Ad ogni buon modo, quel che progetto per il futuro è un ritorno al grottesco, al pastiche linguistico, alla grande storia corale allegorica. Si sa, lo diceva anche Tondelli: all’inizio i narratori son molto concentrati a inventare una propria voce, a calibrare il timbro, lo stile. Poi arriva il momento di imparare a fare dei plot avvincenti, a utilizzare gli eterni trucchetti della drammaturgia e della narratologia. Ecco, con questo romanzo che già molti definiscono “perfettamente congegnato”, e dopo Niente da ridere, parimenti lavoratissimo quanto a intreccio: credo di aver imparato la lezione. Posso adesso coniugare ricerca linguistica e densità del plot. Poi, per ritornare a quel che dicevamo prima, se le major avranno il coraggio di investirci, ben per loro. Senò resto nel circuito indie.

3) Più di un decennio fa tu e un manipolo di autori nostrani avete con le vostre opere spalancato le porte ad una nuova genia di scrittori meridionali. Oggi come ti senti di valutare il fenomeno? Ti sembra che una certa oleografia del sud - anche in chiave negativa, Gomorra docet - abbia finito per avere la meglio sulla sincera spinta di rappresentazione che a fine degli anni '90 sembrava motivare il vostro lavoro?
Sarò davvero franco. In quegli anni, con Sporco al sole e Disertori, i “giovani” narratori meridionali avevano tentato un attacco alla Torre con una lingua fresca, con temi nuovi che programmaticamente facevano a polpette quella che Trecca chiamava «la poetica dello sciallino verde» o «la monocultura del dolore». Oggi vedo una specie di reazione. Vedo che quel che tira davvero non son certo i fuochi d’artificio linguistici di Dezio o la lingua screziata e ricercatissima di Evelina Santangelo, o anche gli esperimenti carveriani del primo De Silva. Hai ragione: ha vinto la rappresentazione stereotipata del Sud di sempre, fatto di megere, violenza, sopraffazione, magia, pistolettate. Non posso generalizzare poiché poi ognuno ha i suoi miti e i sui percorsi ed è estremamente difficile raggruppare gli autori, ormai tanti, in filoni predeterminati. Ho già detto di Argentina, che amo molto. Ma trovo estremamente interessanti anche Carlo D’Amicis, Omar Di Monopoli, Nicola Lagioia, Andrea Piva. In tutto questo, lo scrittore più “giovane”, innovativo, geniale, dissacratore, raffinato e insieme dotato di una vena totalmente pop: resta il più anziano di tutti, Gaetano Cappelli.

6 commenti:

Annalisa ha detto...

Ecco, ora mi sento colpevole: non conosco affatto. Rimedierò (ma meglio che apra una lista desideri, ché qui diventa dura starti dietro :-P)

## [Dati forniti]

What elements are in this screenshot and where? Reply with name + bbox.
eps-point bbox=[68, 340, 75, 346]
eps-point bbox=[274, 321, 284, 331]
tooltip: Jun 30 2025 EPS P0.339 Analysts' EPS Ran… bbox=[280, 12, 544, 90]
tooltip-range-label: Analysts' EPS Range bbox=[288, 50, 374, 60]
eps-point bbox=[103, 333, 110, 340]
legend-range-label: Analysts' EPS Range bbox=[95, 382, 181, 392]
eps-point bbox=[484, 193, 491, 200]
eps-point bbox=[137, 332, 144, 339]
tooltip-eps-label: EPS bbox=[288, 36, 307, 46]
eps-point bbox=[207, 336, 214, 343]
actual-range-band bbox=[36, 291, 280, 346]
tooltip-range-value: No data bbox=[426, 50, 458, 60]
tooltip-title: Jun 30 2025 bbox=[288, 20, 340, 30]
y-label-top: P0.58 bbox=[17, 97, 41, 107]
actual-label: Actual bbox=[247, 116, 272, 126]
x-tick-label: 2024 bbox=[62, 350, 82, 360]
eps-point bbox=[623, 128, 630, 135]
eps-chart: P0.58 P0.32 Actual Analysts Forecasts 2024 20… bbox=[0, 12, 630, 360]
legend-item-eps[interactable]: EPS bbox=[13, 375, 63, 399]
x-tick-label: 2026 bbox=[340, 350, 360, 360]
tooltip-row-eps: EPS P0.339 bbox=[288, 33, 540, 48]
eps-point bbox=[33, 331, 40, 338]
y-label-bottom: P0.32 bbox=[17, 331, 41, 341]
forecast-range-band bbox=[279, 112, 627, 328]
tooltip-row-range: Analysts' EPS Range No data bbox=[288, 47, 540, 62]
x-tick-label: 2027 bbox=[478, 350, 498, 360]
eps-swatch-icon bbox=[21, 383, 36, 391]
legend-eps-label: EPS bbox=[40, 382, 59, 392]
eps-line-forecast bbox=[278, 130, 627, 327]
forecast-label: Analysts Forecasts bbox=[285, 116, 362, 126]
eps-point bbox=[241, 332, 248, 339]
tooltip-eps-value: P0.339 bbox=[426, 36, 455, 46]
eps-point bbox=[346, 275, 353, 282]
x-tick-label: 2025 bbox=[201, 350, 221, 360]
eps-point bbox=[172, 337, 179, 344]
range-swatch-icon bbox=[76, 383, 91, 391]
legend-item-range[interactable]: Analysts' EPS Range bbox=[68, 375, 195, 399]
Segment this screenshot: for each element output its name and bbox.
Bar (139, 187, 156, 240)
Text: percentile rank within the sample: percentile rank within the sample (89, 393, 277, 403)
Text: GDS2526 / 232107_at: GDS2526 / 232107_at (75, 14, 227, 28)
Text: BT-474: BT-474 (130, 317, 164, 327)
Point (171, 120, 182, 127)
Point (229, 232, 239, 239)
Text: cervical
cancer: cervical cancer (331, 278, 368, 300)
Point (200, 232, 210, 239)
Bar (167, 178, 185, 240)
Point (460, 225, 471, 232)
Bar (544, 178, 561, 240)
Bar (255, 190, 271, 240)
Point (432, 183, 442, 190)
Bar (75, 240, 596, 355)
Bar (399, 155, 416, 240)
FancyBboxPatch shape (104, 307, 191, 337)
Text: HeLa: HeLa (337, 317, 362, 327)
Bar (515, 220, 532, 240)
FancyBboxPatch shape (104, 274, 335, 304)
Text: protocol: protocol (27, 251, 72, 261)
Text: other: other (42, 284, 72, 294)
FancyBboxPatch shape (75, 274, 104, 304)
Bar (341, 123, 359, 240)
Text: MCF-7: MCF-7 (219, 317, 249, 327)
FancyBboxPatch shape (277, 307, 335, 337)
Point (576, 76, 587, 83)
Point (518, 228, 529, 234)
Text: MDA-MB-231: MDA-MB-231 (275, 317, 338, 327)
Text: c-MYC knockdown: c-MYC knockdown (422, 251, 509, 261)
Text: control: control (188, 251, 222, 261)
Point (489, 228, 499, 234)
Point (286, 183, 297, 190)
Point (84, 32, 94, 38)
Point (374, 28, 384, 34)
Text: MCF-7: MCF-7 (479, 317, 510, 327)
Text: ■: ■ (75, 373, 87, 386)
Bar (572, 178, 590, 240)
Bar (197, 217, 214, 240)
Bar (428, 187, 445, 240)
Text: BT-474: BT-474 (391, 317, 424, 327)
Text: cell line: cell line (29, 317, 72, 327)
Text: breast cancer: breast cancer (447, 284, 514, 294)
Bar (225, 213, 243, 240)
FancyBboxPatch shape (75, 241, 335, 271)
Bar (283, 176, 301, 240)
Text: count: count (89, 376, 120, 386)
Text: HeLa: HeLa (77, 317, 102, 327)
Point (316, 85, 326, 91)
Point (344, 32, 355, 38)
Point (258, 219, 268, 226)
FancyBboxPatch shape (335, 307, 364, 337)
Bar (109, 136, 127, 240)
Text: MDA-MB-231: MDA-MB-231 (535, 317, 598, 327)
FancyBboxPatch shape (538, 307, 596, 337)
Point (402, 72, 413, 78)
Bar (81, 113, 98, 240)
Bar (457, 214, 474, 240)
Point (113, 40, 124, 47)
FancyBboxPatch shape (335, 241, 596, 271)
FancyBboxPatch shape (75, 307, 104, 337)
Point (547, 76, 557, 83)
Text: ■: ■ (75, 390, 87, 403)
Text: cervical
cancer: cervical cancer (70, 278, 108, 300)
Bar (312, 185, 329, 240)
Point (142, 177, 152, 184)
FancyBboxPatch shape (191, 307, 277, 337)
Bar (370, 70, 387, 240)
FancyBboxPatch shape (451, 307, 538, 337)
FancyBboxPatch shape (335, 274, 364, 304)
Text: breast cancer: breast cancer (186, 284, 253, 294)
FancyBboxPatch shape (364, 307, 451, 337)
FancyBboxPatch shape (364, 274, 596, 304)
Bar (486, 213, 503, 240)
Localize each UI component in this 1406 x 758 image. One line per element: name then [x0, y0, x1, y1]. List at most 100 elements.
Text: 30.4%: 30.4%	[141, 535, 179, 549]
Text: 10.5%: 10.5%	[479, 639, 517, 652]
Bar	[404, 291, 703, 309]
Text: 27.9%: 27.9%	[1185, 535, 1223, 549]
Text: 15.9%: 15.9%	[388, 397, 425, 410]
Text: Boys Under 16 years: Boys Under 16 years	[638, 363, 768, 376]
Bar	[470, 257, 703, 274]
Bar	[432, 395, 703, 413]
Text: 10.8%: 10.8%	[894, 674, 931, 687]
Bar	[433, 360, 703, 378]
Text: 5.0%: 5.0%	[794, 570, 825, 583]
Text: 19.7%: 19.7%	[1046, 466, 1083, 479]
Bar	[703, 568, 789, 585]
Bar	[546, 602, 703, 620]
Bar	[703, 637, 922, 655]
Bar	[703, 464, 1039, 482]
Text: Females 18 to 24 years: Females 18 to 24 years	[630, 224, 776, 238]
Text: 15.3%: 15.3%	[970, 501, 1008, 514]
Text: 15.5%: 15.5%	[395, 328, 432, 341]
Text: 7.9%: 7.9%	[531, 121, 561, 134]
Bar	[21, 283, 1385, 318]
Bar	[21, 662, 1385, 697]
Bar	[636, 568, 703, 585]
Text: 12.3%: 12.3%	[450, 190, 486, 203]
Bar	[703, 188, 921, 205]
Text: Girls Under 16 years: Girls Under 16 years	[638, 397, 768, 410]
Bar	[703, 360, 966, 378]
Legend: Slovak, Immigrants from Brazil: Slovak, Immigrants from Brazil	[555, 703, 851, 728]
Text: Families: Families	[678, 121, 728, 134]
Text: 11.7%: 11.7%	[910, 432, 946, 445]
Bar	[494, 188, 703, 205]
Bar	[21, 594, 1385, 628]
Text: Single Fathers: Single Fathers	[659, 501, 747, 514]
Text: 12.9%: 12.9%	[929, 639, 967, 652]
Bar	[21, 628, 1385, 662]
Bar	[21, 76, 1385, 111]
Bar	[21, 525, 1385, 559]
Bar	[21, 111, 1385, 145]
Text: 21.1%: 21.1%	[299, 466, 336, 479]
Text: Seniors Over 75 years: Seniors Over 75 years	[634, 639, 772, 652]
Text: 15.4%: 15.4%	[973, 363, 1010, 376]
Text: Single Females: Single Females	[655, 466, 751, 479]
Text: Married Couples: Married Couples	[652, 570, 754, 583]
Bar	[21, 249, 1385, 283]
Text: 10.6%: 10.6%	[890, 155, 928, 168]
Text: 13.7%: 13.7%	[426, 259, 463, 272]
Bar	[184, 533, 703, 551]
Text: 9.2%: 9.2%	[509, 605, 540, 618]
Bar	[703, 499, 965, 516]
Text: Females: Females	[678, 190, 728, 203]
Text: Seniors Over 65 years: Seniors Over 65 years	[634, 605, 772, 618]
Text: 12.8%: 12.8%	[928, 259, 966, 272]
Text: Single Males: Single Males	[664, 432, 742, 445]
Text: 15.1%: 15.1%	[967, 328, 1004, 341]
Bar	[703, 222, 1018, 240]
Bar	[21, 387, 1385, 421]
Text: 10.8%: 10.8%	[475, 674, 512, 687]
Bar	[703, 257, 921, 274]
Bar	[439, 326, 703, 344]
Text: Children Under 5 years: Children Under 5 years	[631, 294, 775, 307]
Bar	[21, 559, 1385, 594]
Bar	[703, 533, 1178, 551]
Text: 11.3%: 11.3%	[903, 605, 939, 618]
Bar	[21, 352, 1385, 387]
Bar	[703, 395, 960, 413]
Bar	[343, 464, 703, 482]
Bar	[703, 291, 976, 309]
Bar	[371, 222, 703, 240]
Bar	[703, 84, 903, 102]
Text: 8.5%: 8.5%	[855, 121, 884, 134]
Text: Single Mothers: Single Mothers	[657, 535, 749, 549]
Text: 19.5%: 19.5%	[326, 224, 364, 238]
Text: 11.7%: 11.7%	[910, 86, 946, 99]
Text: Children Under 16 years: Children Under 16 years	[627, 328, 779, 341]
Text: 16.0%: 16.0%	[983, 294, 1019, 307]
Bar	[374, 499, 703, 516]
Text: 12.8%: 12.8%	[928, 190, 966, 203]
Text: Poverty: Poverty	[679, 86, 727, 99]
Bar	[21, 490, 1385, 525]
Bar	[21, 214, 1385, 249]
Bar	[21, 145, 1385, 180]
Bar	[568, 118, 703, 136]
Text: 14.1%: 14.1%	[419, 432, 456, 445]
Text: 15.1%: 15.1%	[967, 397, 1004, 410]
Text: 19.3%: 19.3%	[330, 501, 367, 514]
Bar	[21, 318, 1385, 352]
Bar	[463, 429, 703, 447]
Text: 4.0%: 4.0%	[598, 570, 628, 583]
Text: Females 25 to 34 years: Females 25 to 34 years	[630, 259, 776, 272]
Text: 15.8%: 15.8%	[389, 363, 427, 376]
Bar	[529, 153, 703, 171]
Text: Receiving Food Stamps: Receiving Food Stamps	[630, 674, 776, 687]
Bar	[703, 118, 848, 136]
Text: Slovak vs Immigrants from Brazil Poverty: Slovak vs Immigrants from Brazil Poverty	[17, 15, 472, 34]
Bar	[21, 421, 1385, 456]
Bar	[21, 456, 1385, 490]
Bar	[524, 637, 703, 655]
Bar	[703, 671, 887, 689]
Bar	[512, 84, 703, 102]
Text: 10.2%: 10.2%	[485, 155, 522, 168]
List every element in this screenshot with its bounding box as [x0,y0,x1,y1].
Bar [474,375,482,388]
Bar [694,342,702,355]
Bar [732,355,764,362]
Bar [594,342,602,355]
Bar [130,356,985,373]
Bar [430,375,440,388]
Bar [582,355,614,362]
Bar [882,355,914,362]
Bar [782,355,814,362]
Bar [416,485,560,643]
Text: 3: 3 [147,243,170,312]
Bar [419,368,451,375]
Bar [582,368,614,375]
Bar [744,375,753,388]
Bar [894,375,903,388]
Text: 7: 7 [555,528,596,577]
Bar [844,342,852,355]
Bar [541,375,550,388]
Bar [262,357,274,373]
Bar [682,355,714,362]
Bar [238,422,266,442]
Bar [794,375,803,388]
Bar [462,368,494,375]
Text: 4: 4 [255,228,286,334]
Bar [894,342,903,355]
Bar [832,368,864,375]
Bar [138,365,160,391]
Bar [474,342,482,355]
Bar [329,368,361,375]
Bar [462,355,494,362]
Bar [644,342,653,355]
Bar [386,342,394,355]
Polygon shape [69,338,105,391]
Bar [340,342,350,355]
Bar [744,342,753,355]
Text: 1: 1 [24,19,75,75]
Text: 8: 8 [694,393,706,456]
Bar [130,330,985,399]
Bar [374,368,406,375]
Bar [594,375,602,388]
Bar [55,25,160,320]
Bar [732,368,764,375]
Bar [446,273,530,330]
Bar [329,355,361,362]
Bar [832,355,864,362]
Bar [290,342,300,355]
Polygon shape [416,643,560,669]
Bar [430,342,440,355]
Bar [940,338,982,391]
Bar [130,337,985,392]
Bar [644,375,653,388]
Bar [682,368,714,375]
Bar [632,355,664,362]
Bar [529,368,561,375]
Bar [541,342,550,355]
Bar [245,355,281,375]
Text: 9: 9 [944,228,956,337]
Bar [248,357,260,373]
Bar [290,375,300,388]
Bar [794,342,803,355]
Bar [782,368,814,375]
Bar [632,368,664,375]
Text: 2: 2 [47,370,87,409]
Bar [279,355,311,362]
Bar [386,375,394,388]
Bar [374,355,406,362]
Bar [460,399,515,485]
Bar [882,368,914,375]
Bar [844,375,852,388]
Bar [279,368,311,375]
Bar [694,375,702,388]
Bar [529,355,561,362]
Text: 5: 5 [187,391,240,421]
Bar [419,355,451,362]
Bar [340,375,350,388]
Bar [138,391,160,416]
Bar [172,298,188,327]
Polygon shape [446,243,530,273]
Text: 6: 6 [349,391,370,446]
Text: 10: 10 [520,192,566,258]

## [Il problema]
Come si traduce in inglese questa frase del testo di lettura: «Posso adesso coniugare ricerca linguistica e densità del plot.»? L'elenco non ha alcun legame con il testo di lettura.

## [Soluzione scritta]
I can now combine linguistic research and density of plot.